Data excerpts
* * *

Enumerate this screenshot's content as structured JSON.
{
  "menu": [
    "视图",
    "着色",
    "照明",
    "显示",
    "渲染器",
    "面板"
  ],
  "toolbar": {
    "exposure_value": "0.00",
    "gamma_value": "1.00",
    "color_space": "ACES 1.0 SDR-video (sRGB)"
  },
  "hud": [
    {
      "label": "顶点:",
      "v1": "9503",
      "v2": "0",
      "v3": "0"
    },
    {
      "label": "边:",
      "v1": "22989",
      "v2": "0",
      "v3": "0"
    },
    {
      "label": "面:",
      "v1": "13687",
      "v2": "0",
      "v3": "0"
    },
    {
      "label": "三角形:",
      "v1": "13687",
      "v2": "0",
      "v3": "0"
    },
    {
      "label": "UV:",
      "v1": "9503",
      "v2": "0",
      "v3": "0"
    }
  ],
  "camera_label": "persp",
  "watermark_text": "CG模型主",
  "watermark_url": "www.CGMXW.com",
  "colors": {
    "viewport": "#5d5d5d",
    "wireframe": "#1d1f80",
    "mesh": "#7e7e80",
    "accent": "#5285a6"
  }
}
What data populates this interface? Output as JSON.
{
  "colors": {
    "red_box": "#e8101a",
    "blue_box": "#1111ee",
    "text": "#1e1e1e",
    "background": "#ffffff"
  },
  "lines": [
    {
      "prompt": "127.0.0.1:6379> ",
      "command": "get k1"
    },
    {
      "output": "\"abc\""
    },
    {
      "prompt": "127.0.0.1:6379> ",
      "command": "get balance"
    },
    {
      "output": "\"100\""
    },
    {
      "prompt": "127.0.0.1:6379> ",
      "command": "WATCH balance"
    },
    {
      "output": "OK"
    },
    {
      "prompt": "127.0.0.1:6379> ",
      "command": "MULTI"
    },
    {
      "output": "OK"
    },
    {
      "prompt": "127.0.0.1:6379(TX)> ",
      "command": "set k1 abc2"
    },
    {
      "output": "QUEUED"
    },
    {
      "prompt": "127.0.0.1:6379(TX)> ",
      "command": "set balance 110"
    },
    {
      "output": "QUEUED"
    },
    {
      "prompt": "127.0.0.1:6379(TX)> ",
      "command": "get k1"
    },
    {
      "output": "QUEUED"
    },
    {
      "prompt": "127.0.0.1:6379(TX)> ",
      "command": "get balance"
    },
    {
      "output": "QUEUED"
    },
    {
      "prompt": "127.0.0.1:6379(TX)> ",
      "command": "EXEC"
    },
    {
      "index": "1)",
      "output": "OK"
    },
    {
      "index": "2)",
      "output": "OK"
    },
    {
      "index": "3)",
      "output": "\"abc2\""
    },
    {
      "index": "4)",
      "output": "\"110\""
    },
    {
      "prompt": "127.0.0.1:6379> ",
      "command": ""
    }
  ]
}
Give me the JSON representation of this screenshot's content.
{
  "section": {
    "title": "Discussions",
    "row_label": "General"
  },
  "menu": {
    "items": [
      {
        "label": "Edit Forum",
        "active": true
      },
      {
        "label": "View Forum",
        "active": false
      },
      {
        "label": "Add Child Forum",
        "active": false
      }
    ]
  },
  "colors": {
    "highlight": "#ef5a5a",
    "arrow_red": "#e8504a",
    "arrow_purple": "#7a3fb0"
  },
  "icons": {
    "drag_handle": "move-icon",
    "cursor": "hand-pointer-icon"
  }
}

* * *

**Your goal**. Output each entry precisely as given.

**Task solution**.
Enumerate this screenshot's content as structured JSON.
{
  "menu": [
    "视图",
    "着色",
    "照明",
    "显示",
    "渲染器",
    "面板"
  ],
  "toolbar": {
    "exposure_value": "0.00",
    "gamma_value": "1.00",
    "color_space": "ACES 1.0 SDR-video (sRGB)"
  },
  "hud": [
    {
      "label": "顶点:",
      "v1": "9503",
      "v2": "0",
      "v3": "0"
    },
    {
      "label": "边:",
      "v1": "22989",
      "v2": "0",
      "v3": "0"
    },
    {
      "label": "面:",
      "v1": "13687",
      "v2": "0",
      "v3": "0"
    },
    {
      "label": "三角形:",
      "v1": "13687",
      "v2": "0",
      "v3": "0"
    },
    {
      "label": "UV:",
      "v1": "9503",
      "v2": "0",
      "v3": "0"
    }
  ],
  "camera_label": "persp",
  "watermark_text": "CG模型主",
  "watermark_url": "www.CGMXW.com",
  "colors": {
    "viewport": "#5d5d5d",
    "wireframe": "#1d1f80",
    "mesh": "#7e7e80",
    "accent": "#5285a6"
  }
}
What data populates this interface? Output as JSON.
{
  "colors": {
    "red_box": "#e8101a",
    "blue_box": "#1111ee",
    "text": "#1e1e1e",
    "background": "#ffffff"
  },
  "lines": [
    {
      "prompt": "127.0.0.1:6379> ",
      "command": "get k1"
    },
    {
      "output": "\"abc\""
    },
    {
      "prompt": "127.0.0.1:6379> ",
      "command": "get balance"
    },
    {
      "output": "\"100\""
    },
    {
      "prompt": "127.0.0.1:6379> ",
      "command": "WATCH balance"
    },
    {
      "output": "OK"
    },
    {
      "prompt": "127.0.0.1:6379> ",
      "command": "MULTI"
    },
    {
      "output": "OK"
    },
    {
      "prompt": "127.0.0.1:6379(TX)> ",
      "command": "set k1 abc2"
    },
    {
      "output": "QUEUED"
    },
    {
      "prompt": "127.0.0.1:6379(TX)> ",
      "command": "set balance 110"
    },
    {
      "output": "QUEUED"
    },
    {
      "prompt": "127.0.0.1:6379(TX)> ",
      "command": "get k1"
    },
    {
      "output": "QUEUED"
    },
    {
      "prompt": "127.0.0.1:6379(TX)> ",
      "command": "get balance"
    },
    {
      "output": "QUEUED"
    },
    {
      "prompt": "127.0.0.1:6379(TX)> ",
      "command": "EXEC"
    },
    {
      "index": "1)",
      "output": "OK"
    },
    {
      "index": "2)",
      "output": "OK"
    },
    {
      "index": "3)",
      "output": "\"abc2\""
    },
    {
      "index": "4)",
      "output": "\"110\""
    },
    {
      "prompt": "127.0.0.1:6379> ",
      "command": ""
    }
  ]
}
Give me the JSON representation of this screenshot's content.
{
  "section": {
    "title": "Discussions",
    "row_label": "General"
  },
  "menu": {
    "items": [
      {
        "label": "Edit Forum",
        "active": true
      },
      {
        "label": "View Forum",
        "active": false
      },
      {
        "label": "Add Child Forum",
        "active": false
      }
    ]
  },
  "colors": {
    "highlight": "#ef5a5a",
    "arrow_red": "#e8504a",
    "arrow_purple": "#7a3fb0"
  },
  "icons": {
    "drag_handle": "move-icon",
    "cursor": "hand-pointer-icon"
  }
}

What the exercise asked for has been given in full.